Exercise brief: Using the material below, work out how many lines contain the word "いちゃつくの芸術をマスターする". Reply with the number and nothing more.

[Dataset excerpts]
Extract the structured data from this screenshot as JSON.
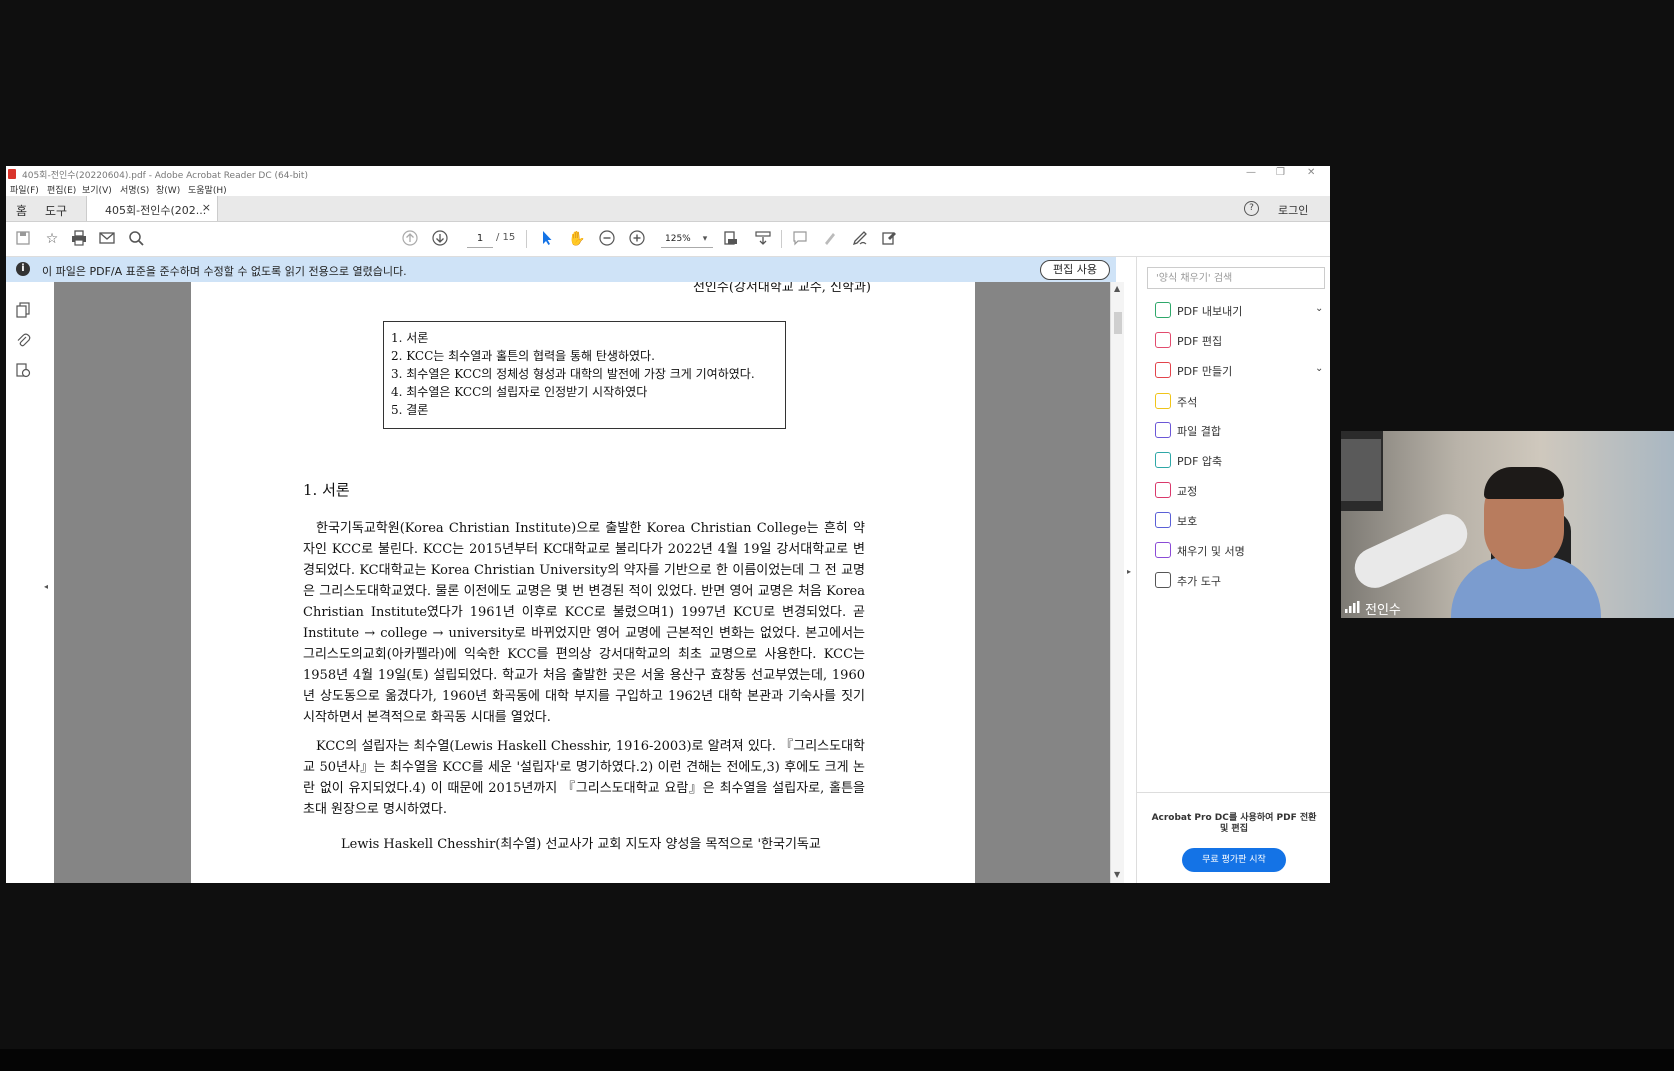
{
  "window": {
    "title": "405회-전인수(20220604).pdf - Adobe Acrobat Reader DC (64-bit)",
    "controls": {
      "minimize": "—",
      "restore": "❐",
      "close": "✕"
    }
  },
  "menu": [
    "파일(F)",
    "편집(E)",
    "보기(V)",
    "서명(S)",
    "창(W)",
    "도움말(H)"
  ],
  "tabs": {
    "home": "홈",
    "tools": "도구",
    "document": "405회-전인수(202...",
    "close": "×"
  },
  "header_right": {
    "help": "?",
    "login": "로그인"
  },
  "toolbar": {
    "page_current": "1",
    "page_total": "/ 15",
    "zoom": "125%"
  },
  "notice": {
    "icon": "i",
    "message": "이 파일은 PDF/A 표준을 준수하며 수정할 수 없도록 읽기 전용으로 열렸습니다.",
    "edit_button": "편집 사용"
  },
  "right_panel": {
    "search_placeholder": "'양식 채우기' 검색",
    "items": [
      {
        "label": "PDF 내보내기",
        "icon": "export-pdf-icon",
        "color": "#2ea76a",
        "chevron": true
      },
      {
        "label": "PDF 편집",
        "icon": "edit-pdf-icon",
        "color": "#e24b6d",
        "chevron": false
      },
      {
        "label": "PDF 만들기",
        "icon": "create-pdf-icon",
        "color": "#e2434b",
        "chevron": true
      },
      {
        "label": "주석",
        "icon": "comment-icon",
        "color": "#f0c419",
        "chevron": false
      },
      {
        "label": "파일 결합",
        "icon": "combine-files-icon",
        "color": "#6b57d6",
        "chevron": false
      },
      {
        "label": "PDF 압축",
        "icon": "compress-pdf-icon",
        "color": "#2ea7a7",
        "chevron": false
      },
      {
        "label": "교정",
        "icon": "redact-icon",
        "color": "#d9386b",
        "chevron": false
      },
      {
        "label": "보호",
        "icon": "protect-icon",
        "color": "#5a5fd6",
        "chevron": false
      },
      {
        "label": "채우기 및 서명",
        "icon": "fill-sign-icon",
        "color": "#8a4bd6",
        "chevron": false
      },
      {
        "label": "추가 도구",
        "icon": "more-tools-icon",
        "color": "#555555",
        "chevron": false
      }
    ],
    "promo_text": "Acrobat Pro DC를 사용하여 PDF 전환 및 편집",
    "promo_button": "무료 평가판 시작"
  },
  "document": {
    "author": "전인수(강서대학교 교수, 신학과)",
    "toc": [
      "1. 서론",
      "2. KCC는 최수열과 홀튼의 협력을 통해 탄생하였다.",
      "3. 최수열은 KCC의 정체성 형성과 대학의 발전에 가장 크게 기여하였다.",
      "4. 최수열은 KCC의 설립자로 인정받기 시작하였다",
      "5. 결론"
    ],
    "section_heading": "1. 서론",
    "paragraph1": "한국기독교학원(Korea Christian Institute)으로 출발한 Korea Christian College는 흔히 약자인 KCC로 불린다. KCC는 2015년부터 KC대학교로 불리다가 2022년 4월 19일 강서대학교로 변경되었다. KC대학교는 Korea Christian University의 약자를 기반으로 한 이름이었는데 그 전 교명은 그리스도대학교였다. 물론 이전에도 교명은 몇 번 변경된 적이 있었다. 반면 영어 교명은 처음 Korea Christian Institute였다가 1961년 이후로 KCC로 불렸으며1) 1997년 KCU로 변경되었다. 곧 Institute → college → university로 바뀌었지만 영어 교명에 근본적인 변화는 없었다. 본고에서는 그리스도의교회(아카펠라)에 익숙한 KCC를 편의상 강서대학교의 최초 교명으로 사용한다. KCC는 1958년 4월 19일(토) 설립되었다. 학교가 처음 출발한 곳은 서울 용산구 효창동 선교부였는데, 1960년 상도동으로 옮겼다가, 1960년 화곡동에 대학 부지를 구입하고 1962년 대학 본관과 기숙사를 짓기 시작하면서 본격적으로 화곡동 시대를 열었다.",
    "paragraph2": "KCC의 설립자는 최수열(Lewis Haskell Chesshir, 1916-2003)로 알려져 있다. 『그리스도대학교 50년사』는 최수열을 KCC를 세운 '설립자'로 명기하였다.2) 이런 견해는 전에도,3) 후에도 크게 논란 없이 유지되었다.4) 이 때문에 2015년까지 『그리스도대학교 요람』은 최수열을 설립자로, 홀튼을 초대 원장으로 명시하였다.",
    "paragraph3": "Lewis Haskell Chesshir(최수열) 선교사가 교회 지도자 양성을 목적으로 '한국기독교"
  },
  "webcam": {
    "participant_name": "전인수"
  }
}
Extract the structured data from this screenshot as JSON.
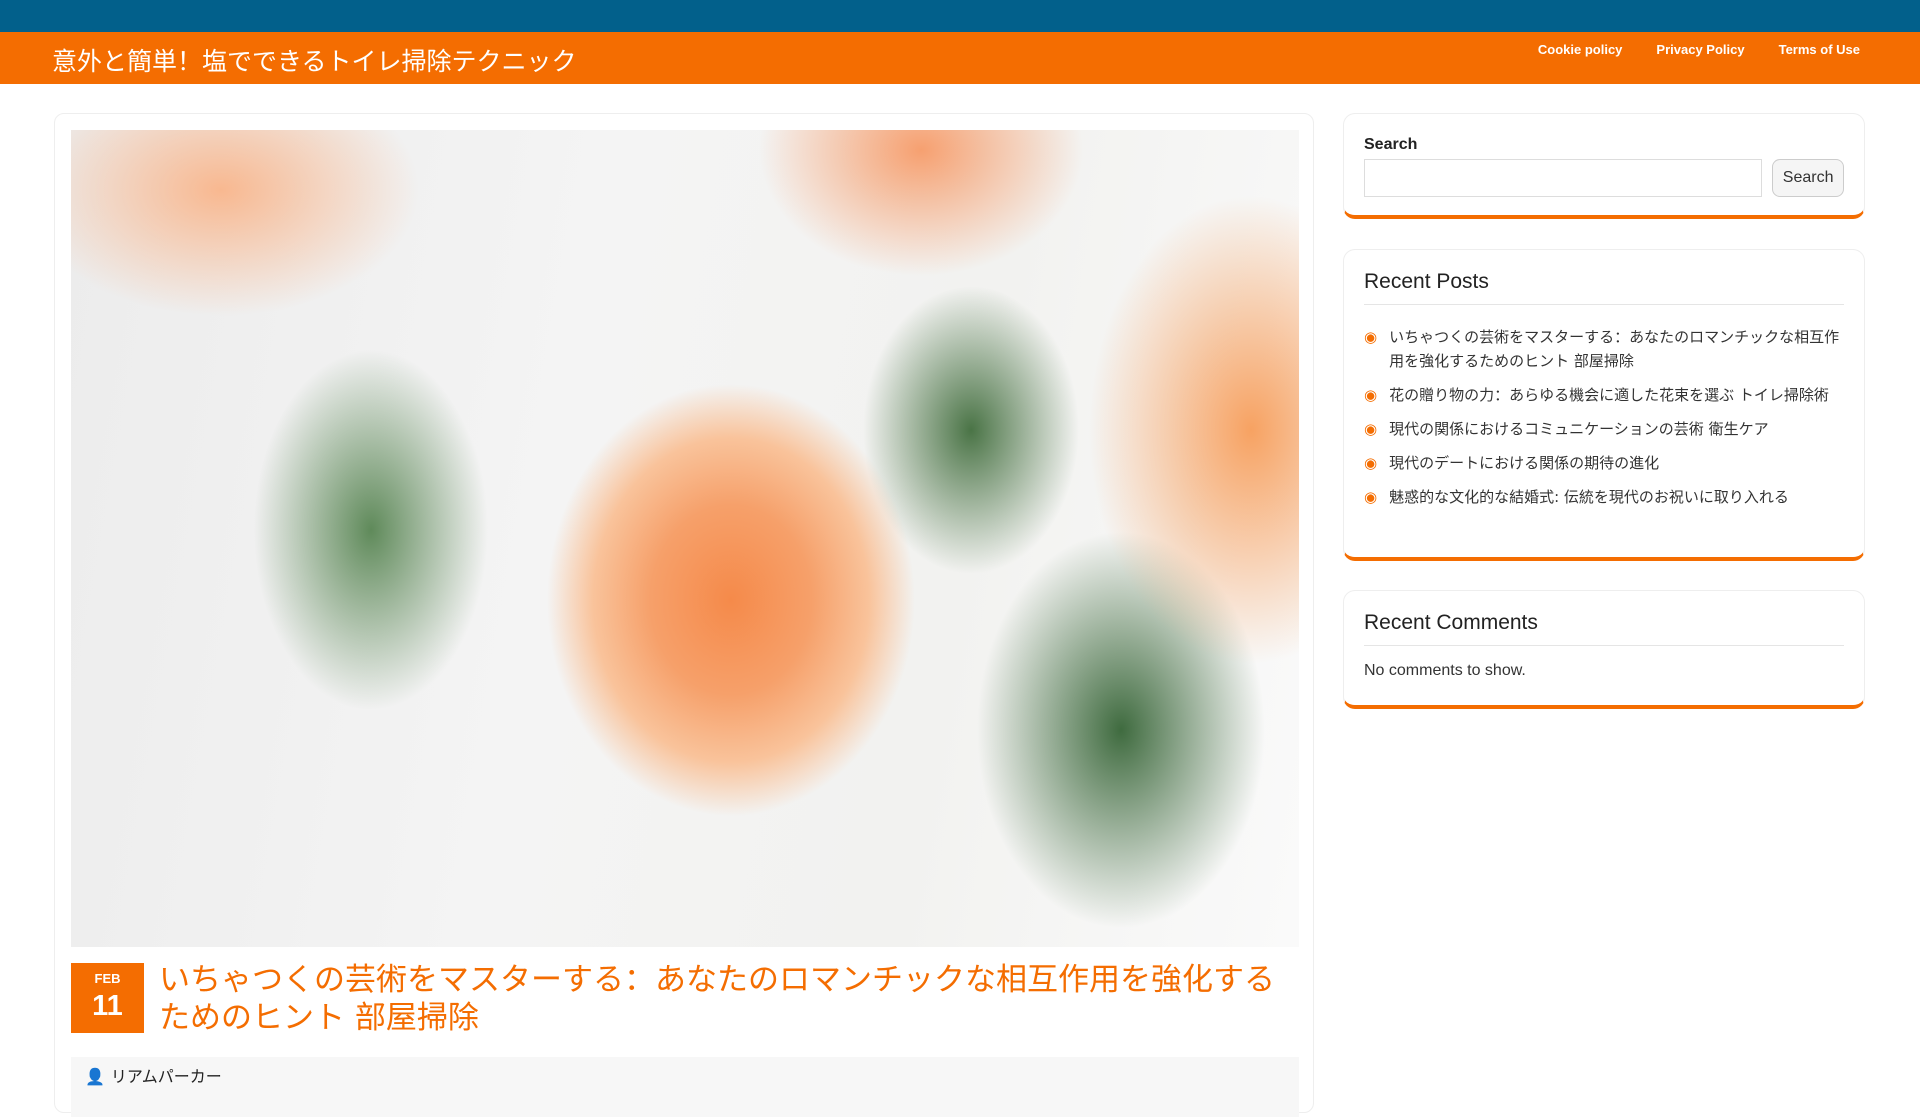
{
  "site": {
    "title": "意外と簡単！塩でできるトイレ掃除テクニック",
    "nav": [
      "Cookie policy",
      "Privacy Policy",
      "Terms of Use"
    ],
    "accent": "#f46d01",
    "topbar": "#02608b"
  },
  "post": {
    "month": "FEB",
    "day": "11",
    "title": "いちゃつくの芸術をマスターする：あなたのロマンチックな相互作用を強化するためのヒント 部屋掃除",
    "author": "リアムパーカー",
    "author_icon": "user-icon"
  },
  "sidebar": {
    "search": {
      "label": "Search",
      "button": "Search",
      "value": ""
    },
    "recent_posts": {
      "title": "Recent Posts",
      "items": [
        "いちゃつくの芸術をマスターする：あなたのロマンチックな相互作用を強化するためのヒント 部屋掃除",
        "花の贈り物の力：あらゆる機会に適した花束を選ぶ トイレ掃除術",
        "現代の関係におけるコミュニケーションの芸術 衛生ケア",
        "現代のデートにおける関係の期待の進化",
        "魅惑的な文化的な結婚式: 伝統を現代のお祝いに取り入れる"
      ]
    },
    "recent_comments": {
      "title": "Recent Comments",
      "empty": "No comments to show."
    }
  }
}
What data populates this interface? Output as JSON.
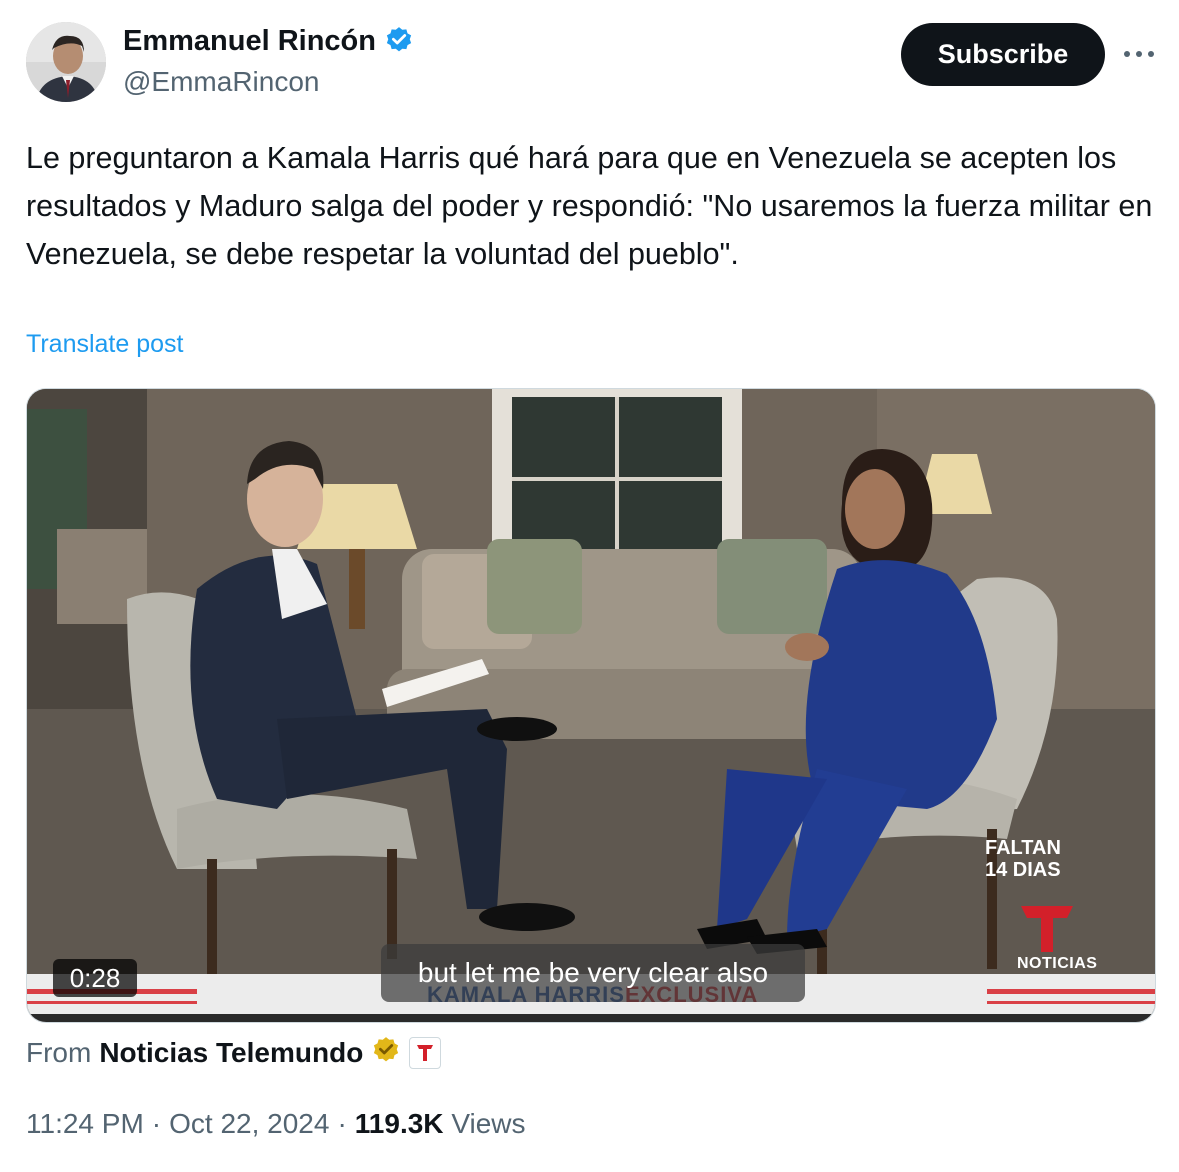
{
  "author": {
    "name": "Emmanuel Rincón",
    "handle": "@EmmaRincon",
    "verified_color": "#1d9bf0"
  },
  "actions": {
    "subscribe_label": "Subscribe",
    "more_icon": "more-horizontal-icon"
  },
  "post": {
    "text": "Le preguntaron a Kamala Harris qué hará para que en Venezuela se acepten los resultados y Maduro salga del poder y respondió: \"No usaremos la fuerza militar en Venezuela, se debe respetar la voluntad del pueblo\".",
    "translate_label": "Translate post"
  },
  "video": {
    "duration": "0:28",
    "caption": "but let me be very clear also",
    "lower_third_name": "KAMALA HARRIS",
    "lower_third_tag": "EXCLUSIVA",
    "countdown_line1": "FALTAN",
    "countdown_line2": "14 DIAS",
    "network_label": "NOTICIAS"
  },
  "source": {
    "from_label": "From",
    "name": "Noticias Telemundo",
    "badge_color": "#e2b719"
  },
  "meta": {
    "time": "11:24 PM",
    "separator": "·",
    "date": "Oct 22, 2024",
    "views_count": "119.3K",
    "views_label": "Views"
  },
  "colors": {
    "link": "#1d9bf0",
    "secondary_text": "#536471",
    "primary_text": "#0f1419",
    "telemundo_red": "#d3202a"
  }
}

Task output: 2